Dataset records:
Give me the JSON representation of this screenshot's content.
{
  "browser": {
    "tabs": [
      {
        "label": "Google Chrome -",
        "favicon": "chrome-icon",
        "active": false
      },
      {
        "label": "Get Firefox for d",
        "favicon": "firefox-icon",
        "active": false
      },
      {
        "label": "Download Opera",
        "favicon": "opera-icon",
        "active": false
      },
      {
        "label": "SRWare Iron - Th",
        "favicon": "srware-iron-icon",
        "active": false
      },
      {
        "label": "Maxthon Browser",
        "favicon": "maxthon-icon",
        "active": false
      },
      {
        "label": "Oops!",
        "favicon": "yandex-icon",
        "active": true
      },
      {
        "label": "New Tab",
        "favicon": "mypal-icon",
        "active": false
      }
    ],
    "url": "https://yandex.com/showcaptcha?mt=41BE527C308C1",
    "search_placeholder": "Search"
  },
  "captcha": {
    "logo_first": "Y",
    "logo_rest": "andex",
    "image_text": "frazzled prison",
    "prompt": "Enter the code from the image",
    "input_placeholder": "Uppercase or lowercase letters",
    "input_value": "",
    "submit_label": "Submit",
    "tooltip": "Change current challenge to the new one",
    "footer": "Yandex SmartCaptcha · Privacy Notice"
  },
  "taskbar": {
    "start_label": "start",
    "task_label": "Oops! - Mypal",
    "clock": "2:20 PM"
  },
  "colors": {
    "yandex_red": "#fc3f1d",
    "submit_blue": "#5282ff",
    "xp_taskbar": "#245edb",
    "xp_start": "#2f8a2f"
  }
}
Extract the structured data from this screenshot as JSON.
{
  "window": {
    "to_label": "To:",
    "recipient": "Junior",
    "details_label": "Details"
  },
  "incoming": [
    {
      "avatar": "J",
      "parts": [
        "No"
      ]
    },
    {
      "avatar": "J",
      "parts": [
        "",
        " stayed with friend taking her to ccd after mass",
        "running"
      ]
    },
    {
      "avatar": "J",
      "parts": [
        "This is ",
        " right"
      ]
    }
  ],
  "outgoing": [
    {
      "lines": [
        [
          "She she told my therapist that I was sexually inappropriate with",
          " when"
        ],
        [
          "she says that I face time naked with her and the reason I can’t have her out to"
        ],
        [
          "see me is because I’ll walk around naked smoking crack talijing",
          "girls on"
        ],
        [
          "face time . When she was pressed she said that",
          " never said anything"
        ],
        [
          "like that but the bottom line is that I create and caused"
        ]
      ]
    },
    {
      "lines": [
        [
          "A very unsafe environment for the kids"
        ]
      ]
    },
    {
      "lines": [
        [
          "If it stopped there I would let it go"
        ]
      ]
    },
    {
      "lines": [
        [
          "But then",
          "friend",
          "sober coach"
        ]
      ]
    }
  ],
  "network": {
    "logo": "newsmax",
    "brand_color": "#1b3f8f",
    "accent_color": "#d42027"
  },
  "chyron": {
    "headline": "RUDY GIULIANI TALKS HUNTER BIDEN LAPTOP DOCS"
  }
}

= SET PROBLEM =
Within the listing above, find every line containing the string "friend" and return it.

= ANSWER FOR THE TASK =
        " stayed with friend taking her to ccd after mass",
          "friend",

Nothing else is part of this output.